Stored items
----

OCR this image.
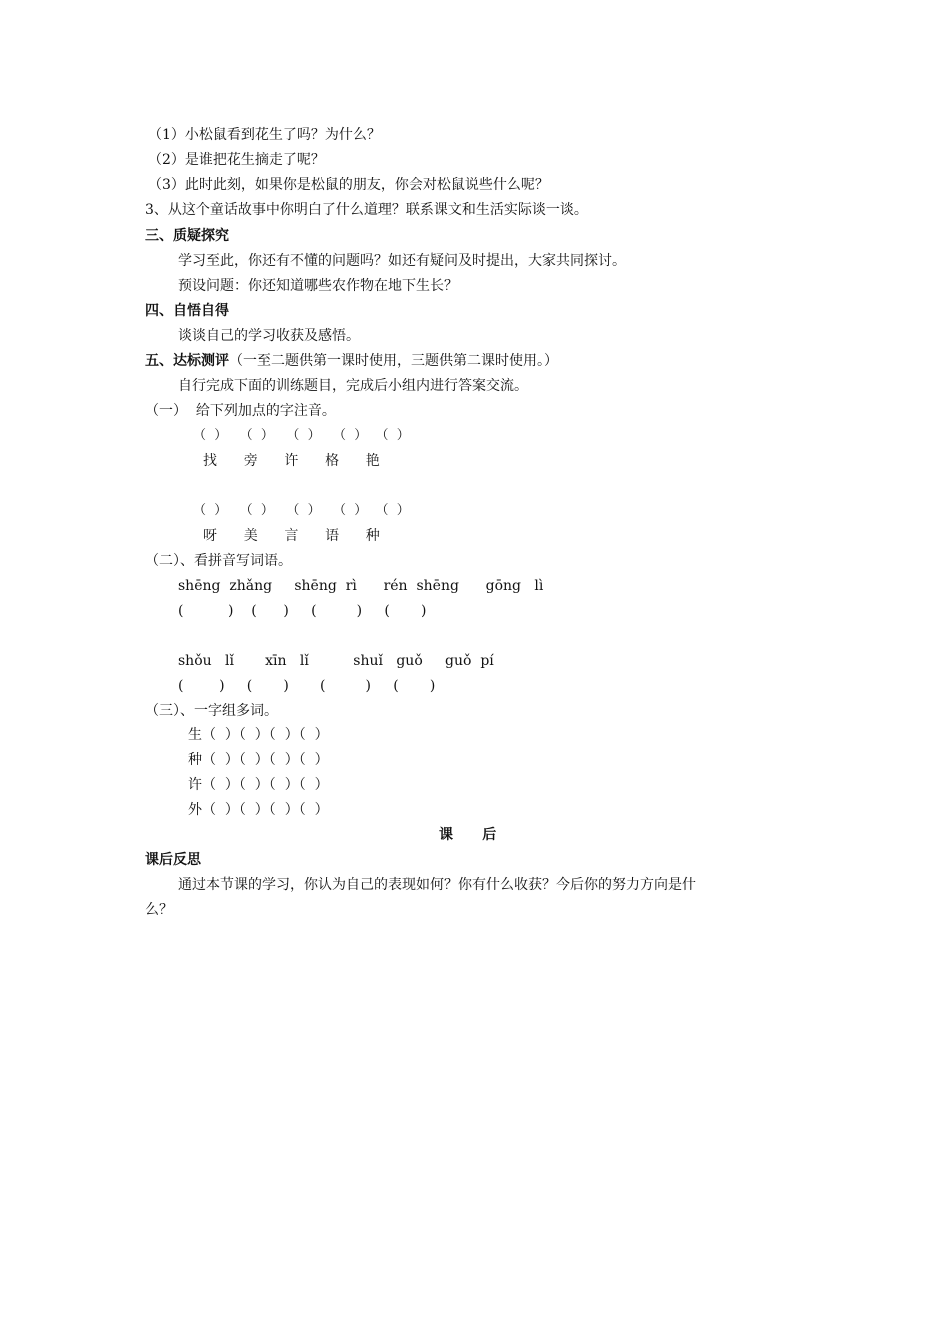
（1）小松鼠看到花生了吗？为什么？
（2）是谁把花生摘走了呢？
（3）此时此刻，如果你是松鼠的朋友，你会对松鼠说些什么呢？
3、从这个童话故事中你明白了什么道理？联系课文和生活实际谈一谈。
三、质疑探究
学习至此，你还有不懂的问题吗？如还有疑问及时提出，大家共同探讨。
预设问题：你还知道哪些农作物在地下生长？
四、自悟自得
谈谈自己的学习收获及感悟。
五、达标测评（一至二题供第一课时使用，三题供第二课时使用。）
自行完成下面的训练题目，完成后小组内进行答案交流。
（一）  给下列加点的字注音。
（  ）   （  ）   （  ）   （  ）  （  ）
找      旁      许      格      艳
（  ）   （  ）   （  ）   （  ）  （  ）
呀      美      言      语      种
（二）、看拼音写词语。
shēng  zhǎng     shēng  rì      rén  shēng      gōng   lì
(          )    (      )     (         )     (       )
shǒu   lǐ       xīn   lǐ          shuǐ   guǒ     guǒ  pí
(        )     (       )       (         )     (       )
（三）、一字组多词。
生（  ）（  ）（  ）（  ）
种（  ）（  ）（  ）（  ）
许（  ）（  ）（  ）（  ）
外（  ）（  ）（  ）（  ）
课      后
课后反思
通过本节课的学习，你认为自己的表现如何？你有什么收获？今后你的努力方向是什
么？
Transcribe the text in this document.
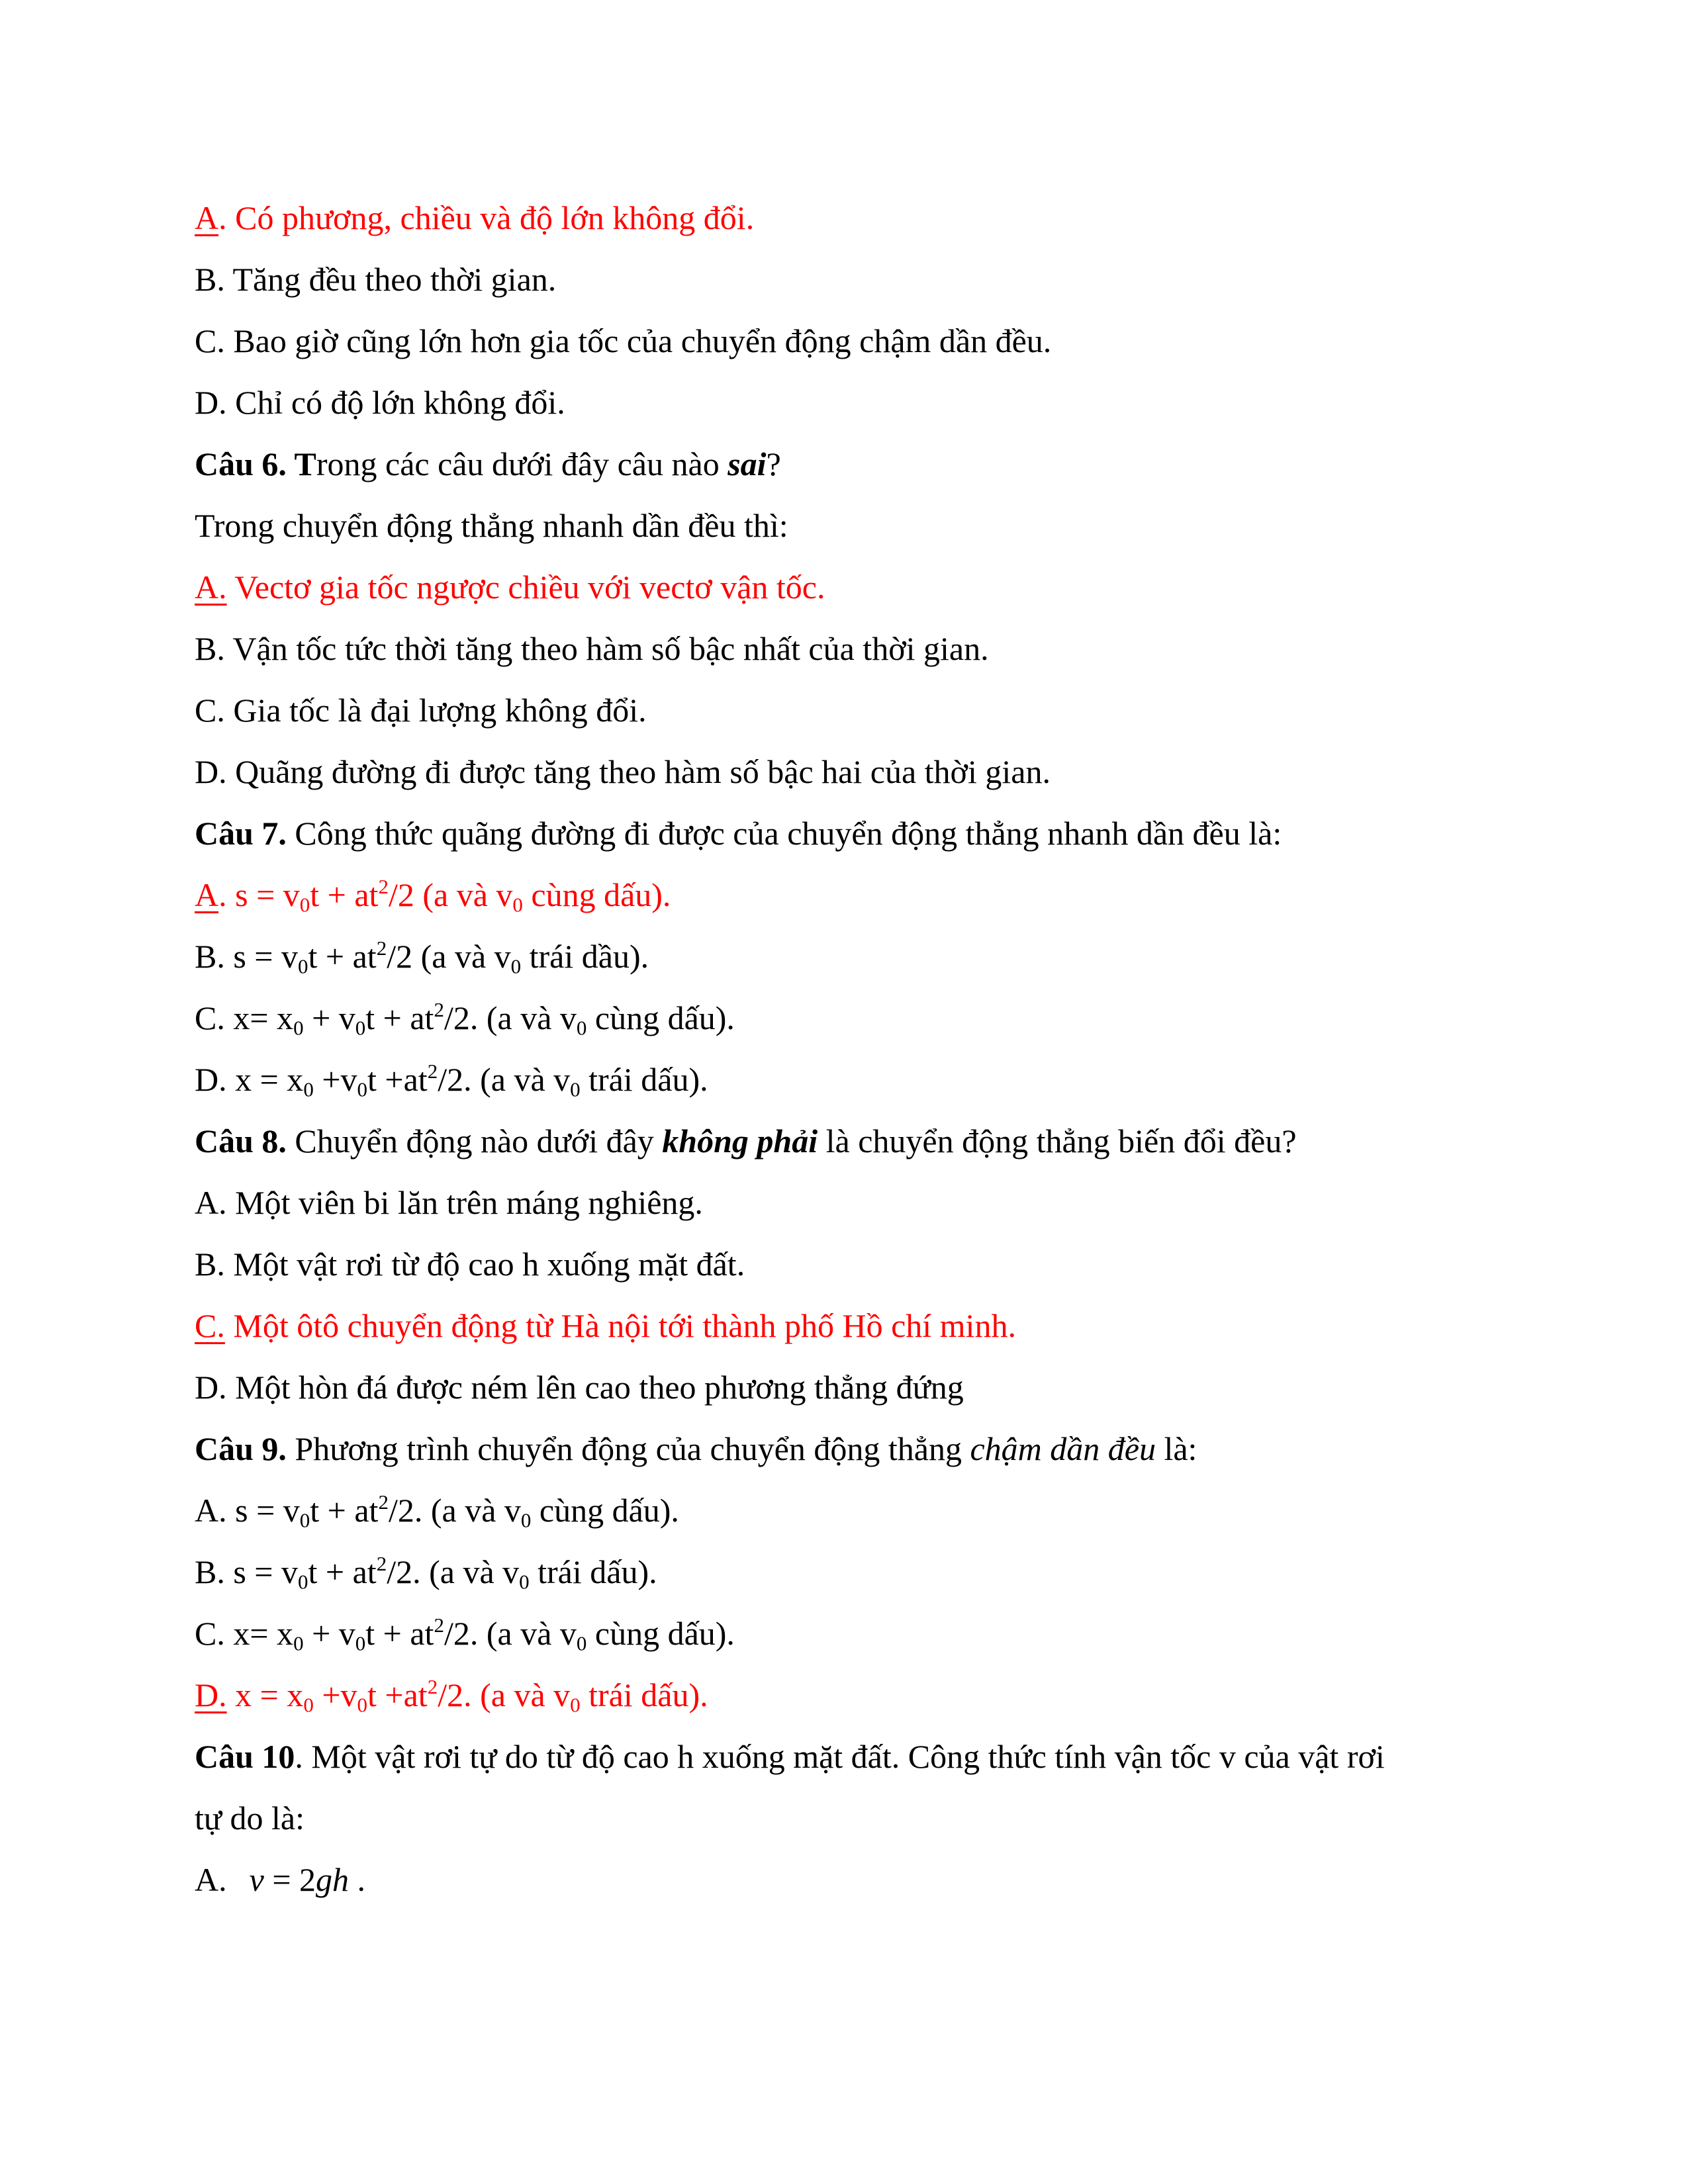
A. Có phương, chiều và độ lớn không đổi.
B. Tăng đều theo thời gian.
C. Bao giờ cũng lớn hơn gia tốc của chuyển động chậm dần đều.
D. Chỉ có độ lớn không đổi.
Câu 6. Trong các câu dưới đây câu nào sai?
Trong chuyển động thẳng nhanh dần đều thì:
A. Vectơ gia tốc ngược chiều với vectơ vận tốc.
B. Vận tốc tức thời tăng theo hàm số bậc nhất của thời gian.
C. Gia tốc là đại lượng không đổi.
D. Quãng đường đi được tăng theo hàm số bậc hai của thời gian.
Câu 7. Công thức quãng đường đi được của chuyển động thẳng nhanh dần đều là:
A. $s = v_0t + at^2/2$ (a và $v_0$ cùng dấu).
B. $s = v_0t + at^2/2$ (a và $v_0$ trái dầu).
C. $x= x_0 + v_0t + at^2/2$. (a và $v_0$ cùng dấu).
D. $x = x_0 +v_0t +at^2/2$. (a và $v_0$ trái dấu).
Câu 8. Chuyển động nào dưới đây không phải là chuyển động thẳng biến đổi đều?
A. Một viên bi lăn trên máng nghiêng.
B. Một vật rơi từ độ cao h xuống mặt đất.
C. Một ôtô chuyển động từ Hà nội tới thành phố Hồ chí minh.
D. Một hòn đá được ném lên cao theo phương thẳng đứng
Câu 9. Phương trình chuyển động của chuyển động thẳng chậm dần đều là:
A. $s = v_0t + at^2/2$. (a và $v_0$ cùng dấu).
B. $s = v_0t + at^2/2$. (a và $v_0$ trái dấu).
C. $x= x_0 + v_0t + at^2/2$. (a và $v_0$ cùng dấu).
D. $x = x_0 +v_0t +at^2/2$. (a và $v_0$ trái dấu).
Câu 10. Một vật rơi tự do từ độ cao h xuống mặt đất. Công thức tính vận tốc v của vật rơi
tự do là:
A. v = 2gh .
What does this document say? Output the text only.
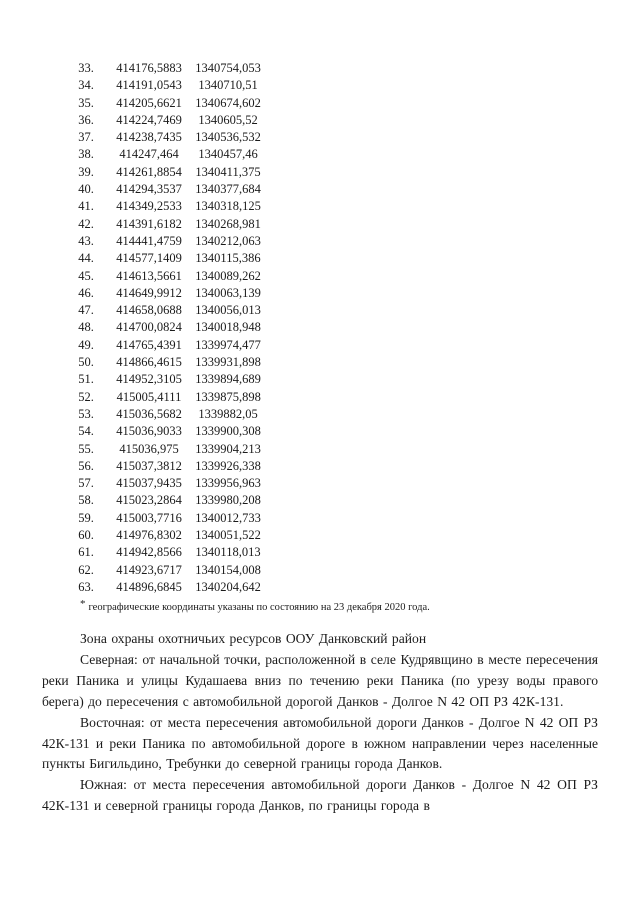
33.	414176,5883	1340754,053
34.	414191,0543	1340710,51
35.	414205,6621	1340674,602
36.	414224,7469	1340605,52
37.	414238,7435	1340536,532
38.	414247,464	1340457,46
39.	414261,8854	1340411,375
40.	414294,3537	1340377,684
41.	414349,2533	1340318,125
42.	414391,6182	1340268,981
43.	414441,4759	1340212,063
44.	414577,1409	1340115,386
45.	414613,5661	1340089,262
46.	414649,9912	1340063,139
47.	414658,0688	1340056,013
48.	414700,0824	1340018,948
49.	414765,4391	1339974,477
50.	414866,4615	1339931,898
51.	414952,3105	1339894,689
52.	415005,4111	1339875,898
53.	415036,5682	1339882,05
54.	415036,9033	1339900,308
55.	415036,975	1339904,213
56.	415037,3812	1339926,338
57.	415037,9435	1339956,963
58.	415023,2864	1339980,208
59.	415003,7716	1340012,733
60.	414976,8302	1340051,522
61.	414942,8566	1340118,013
62.	414923,6717	1340154,008
63.	414896,6845	1340204,642
* географические координаты указаны по состоянию на 23 декабря 2020 года.

Зона охраны охотничьих ресурсов ООУ Данковский район

Северная: от начальной точки, расположенной в селе Кудрявщино в месте пересечения реки Паника и улицы Кудашаева вниз по течению реки Паника (по урезу воды правого берега) до пересечения с автомобильной дорогой Данков - Долгое N 42 ОП РЗ 42К-131.

Восточная: от места пересечения автомобильной дороги Данков - Долгое N 42 ОП РЗ 42К-131 и реки Паника по автомобильной дороге в южном направлении через населенные пункты Бигильдино, Требунки до северной границы города Данков.

Южная: от места пересечения автомобильной дороги Данков - Долгое N 42 ОП РЗ 42К-131 и северной границы города Данков, по границы города в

----

:: Objective ::
Scan the entries above for the word "thức" and collect each line holding it.

:: Answer for the task ::
Câu 7. Công thức quãng đường đi được của chuyển động thẳng nhanh dần đều là:
Câu 10. Một vật rơi tự do từ độ cao h xuống mặt đất. Công thức tính vận tốc v của vật rơi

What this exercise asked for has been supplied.